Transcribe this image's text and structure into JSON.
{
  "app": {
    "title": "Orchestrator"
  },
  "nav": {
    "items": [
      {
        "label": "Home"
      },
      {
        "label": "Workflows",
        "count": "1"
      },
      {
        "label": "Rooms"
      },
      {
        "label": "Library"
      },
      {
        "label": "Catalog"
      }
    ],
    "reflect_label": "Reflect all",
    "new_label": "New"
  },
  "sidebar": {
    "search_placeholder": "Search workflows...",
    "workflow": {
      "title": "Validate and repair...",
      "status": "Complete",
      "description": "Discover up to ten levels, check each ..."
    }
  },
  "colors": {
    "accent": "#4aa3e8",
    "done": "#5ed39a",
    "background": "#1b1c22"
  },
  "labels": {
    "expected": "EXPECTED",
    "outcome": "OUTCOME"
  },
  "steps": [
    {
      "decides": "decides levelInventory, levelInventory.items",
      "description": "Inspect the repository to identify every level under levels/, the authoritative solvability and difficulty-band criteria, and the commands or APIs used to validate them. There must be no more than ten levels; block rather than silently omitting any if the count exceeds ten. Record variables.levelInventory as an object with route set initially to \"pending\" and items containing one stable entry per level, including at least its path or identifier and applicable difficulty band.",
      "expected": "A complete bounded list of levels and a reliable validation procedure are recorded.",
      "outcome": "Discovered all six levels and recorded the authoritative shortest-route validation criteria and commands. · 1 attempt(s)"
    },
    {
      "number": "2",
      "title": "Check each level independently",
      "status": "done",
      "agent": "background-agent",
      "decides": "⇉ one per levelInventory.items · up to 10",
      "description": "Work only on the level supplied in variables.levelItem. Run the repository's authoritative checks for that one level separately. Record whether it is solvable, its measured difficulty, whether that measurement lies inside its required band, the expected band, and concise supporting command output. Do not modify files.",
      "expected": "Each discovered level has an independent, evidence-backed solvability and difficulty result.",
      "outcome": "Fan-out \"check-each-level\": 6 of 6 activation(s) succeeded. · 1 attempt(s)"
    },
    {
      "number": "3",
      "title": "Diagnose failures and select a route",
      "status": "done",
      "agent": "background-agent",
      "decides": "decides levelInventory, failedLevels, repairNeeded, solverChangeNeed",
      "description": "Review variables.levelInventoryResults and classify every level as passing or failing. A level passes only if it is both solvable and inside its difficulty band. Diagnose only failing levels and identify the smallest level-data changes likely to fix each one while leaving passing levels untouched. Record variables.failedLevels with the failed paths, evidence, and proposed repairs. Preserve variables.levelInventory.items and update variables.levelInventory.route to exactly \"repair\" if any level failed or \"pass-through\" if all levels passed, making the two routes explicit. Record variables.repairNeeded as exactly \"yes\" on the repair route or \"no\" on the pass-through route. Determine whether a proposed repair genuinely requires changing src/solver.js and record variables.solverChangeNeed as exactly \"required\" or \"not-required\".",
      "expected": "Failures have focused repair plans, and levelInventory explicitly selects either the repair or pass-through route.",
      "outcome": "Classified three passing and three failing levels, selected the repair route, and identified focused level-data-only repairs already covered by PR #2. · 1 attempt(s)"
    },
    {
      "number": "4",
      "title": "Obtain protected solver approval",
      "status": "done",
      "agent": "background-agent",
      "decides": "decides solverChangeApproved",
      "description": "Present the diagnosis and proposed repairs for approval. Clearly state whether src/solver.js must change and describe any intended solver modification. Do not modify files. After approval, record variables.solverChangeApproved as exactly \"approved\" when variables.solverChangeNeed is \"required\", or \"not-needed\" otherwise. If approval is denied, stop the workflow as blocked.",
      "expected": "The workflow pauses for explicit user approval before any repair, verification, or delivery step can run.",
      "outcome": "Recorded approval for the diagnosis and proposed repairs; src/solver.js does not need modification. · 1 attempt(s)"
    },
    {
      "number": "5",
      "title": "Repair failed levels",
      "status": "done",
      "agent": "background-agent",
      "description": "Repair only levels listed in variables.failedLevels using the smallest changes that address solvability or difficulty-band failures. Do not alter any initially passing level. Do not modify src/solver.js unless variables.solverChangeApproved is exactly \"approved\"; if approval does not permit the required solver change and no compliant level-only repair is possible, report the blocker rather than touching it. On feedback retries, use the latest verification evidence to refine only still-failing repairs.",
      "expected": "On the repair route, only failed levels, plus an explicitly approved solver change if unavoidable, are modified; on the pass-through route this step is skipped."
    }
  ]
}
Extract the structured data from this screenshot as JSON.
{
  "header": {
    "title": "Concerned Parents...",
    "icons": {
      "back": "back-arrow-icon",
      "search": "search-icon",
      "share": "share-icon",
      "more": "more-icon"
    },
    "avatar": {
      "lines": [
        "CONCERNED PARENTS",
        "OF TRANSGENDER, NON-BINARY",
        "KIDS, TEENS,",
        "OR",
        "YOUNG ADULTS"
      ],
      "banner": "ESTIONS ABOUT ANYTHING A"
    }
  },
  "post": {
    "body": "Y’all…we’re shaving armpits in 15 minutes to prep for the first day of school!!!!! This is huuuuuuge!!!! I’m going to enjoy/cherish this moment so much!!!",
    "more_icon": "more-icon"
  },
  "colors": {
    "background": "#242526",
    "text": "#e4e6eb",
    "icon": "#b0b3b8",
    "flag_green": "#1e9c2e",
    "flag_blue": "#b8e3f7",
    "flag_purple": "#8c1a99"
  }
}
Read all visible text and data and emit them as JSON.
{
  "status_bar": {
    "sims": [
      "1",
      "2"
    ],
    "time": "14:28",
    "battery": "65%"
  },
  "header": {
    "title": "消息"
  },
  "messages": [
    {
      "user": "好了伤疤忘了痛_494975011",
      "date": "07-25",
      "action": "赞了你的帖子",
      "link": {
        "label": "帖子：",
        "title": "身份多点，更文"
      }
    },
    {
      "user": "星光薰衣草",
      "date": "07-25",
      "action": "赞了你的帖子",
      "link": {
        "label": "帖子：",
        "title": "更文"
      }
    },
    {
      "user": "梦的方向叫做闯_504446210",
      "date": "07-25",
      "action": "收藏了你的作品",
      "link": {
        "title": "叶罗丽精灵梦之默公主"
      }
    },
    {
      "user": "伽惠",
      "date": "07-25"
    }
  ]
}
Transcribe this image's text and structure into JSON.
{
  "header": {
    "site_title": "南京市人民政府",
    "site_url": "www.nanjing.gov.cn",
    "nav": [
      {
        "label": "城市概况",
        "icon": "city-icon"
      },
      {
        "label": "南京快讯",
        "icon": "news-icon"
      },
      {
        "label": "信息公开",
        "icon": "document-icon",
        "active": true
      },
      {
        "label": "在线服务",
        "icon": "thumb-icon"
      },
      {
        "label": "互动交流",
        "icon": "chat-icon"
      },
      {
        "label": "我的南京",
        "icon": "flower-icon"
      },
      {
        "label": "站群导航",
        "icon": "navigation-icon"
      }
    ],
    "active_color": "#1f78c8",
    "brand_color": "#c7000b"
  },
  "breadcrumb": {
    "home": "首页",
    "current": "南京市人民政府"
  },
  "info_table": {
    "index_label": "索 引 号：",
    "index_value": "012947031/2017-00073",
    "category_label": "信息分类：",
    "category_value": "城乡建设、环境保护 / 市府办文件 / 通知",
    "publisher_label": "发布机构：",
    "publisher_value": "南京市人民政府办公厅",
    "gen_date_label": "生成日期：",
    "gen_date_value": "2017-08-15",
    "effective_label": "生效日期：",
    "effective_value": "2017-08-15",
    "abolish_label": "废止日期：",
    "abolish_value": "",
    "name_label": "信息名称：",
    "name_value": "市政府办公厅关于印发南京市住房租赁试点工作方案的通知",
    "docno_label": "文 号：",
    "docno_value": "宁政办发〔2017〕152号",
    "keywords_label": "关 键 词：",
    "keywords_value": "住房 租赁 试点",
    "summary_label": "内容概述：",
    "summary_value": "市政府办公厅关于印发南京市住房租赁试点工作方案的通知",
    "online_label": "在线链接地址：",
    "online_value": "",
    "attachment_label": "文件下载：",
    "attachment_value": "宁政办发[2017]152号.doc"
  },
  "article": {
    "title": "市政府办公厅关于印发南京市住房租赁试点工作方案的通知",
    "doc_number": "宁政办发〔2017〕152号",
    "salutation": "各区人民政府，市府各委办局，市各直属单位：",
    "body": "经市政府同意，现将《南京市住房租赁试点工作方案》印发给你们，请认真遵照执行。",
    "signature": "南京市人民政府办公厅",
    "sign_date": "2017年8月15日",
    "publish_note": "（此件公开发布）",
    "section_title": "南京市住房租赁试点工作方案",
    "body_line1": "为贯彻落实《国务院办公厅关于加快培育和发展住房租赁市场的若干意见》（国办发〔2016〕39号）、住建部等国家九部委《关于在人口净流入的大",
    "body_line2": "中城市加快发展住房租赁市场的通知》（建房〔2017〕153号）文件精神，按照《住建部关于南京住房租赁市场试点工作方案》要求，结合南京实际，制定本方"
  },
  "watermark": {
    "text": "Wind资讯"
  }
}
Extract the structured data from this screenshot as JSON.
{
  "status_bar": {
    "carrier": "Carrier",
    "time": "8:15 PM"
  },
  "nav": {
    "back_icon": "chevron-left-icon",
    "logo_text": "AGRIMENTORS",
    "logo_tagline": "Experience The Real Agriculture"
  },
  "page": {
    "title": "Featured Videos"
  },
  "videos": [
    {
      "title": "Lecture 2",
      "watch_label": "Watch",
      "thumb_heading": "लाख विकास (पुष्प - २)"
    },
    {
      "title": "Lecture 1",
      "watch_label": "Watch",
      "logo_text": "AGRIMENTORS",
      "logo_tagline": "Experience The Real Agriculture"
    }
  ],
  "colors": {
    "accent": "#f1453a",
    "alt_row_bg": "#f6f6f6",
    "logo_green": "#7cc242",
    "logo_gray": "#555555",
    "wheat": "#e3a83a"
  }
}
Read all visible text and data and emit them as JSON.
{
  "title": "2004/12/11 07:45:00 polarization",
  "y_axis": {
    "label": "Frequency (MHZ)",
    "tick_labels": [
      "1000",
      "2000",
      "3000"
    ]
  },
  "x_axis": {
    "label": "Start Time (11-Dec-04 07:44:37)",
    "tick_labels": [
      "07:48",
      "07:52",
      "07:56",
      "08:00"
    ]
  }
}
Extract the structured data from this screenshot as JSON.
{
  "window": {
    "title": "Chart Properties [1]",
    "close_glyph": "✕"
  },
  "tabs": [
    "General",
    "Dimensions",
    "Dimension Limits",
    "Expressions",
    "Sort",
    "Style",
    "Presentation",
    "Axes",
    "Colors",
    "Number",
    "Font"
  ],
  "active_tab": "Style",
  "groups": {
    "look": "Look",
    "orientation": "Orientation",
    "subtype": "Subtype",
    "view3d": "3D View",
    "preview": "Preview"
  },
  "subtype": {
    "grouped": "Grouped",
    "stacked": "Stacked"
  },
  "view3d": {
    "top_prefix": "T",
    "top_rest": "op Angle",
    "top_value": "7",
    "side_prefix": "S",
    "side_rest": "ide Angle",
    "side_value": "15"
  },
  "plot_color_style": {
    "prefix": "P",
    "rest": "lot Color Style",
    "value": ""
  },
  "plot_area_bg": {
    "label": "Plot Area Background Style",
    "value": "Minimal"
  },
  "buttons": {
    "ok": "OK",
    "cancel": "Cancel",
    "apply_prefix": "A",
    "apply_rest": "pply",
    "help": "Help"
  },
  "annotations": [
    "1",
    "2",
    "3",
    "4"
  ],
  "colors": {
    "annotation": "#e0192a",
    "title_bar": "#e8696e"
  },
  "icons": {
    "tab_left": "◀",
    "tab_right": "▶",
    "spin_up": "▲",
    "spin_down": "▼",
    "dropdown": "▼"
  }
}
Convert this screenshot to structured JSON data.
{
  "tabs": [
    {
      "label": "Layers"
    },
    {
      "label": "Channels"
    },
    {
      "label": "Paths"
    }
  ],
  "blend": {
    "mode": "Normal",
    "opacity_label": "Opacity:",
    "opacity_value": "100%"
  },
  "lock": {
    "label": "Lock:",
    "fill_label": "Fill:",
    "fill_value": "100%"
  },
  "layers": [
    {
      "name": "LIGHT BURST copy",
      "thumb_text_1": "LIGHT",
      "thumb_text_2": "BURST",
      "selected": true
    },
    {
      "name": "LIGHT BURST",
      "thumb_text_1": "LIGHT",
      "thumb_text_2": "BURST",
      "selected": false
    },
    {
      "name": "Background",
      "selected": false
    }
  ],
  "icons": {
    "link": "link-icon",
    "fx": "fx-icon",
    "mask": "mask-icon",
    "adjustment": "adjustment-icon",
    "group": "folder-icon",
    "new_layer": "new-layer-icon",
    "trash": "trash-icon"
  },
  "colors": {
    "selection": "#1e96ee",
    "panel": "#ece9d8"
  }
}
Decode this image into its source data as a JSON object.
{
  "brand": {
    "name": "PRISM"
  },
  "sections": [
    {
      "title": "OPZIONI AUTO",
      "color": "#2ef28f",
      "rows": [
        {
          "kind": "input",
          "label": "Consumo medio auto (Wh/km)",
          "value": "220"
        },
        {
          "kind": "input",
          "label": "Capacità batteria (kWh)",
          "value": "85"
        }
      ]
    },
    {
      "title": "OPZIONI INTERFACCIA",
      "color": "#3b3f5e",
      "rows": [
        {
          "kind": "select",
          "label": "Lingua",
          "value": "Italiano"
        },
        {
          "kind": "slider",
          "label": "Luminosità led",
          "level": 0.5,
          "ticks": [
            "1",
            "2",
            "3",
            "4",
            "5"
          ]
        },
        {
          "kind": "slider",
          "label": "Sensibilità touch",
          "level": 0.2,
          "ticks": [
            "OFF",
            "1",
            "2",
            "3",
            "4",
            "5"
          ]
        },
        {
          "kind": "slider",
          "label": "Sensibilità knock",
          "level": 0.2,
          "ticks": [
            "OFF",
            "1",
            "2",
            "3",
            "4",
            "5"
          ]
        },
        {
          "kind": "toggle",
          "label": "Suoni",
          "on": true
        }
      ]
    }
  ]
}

======

The task:
Out of the material above, select every line that holds the string "Agriculture".

Exercise solution:
    "logo_tagline": "Experience The Real Agriculture"
      "logo_tagline": "Experience The Real Agriculture"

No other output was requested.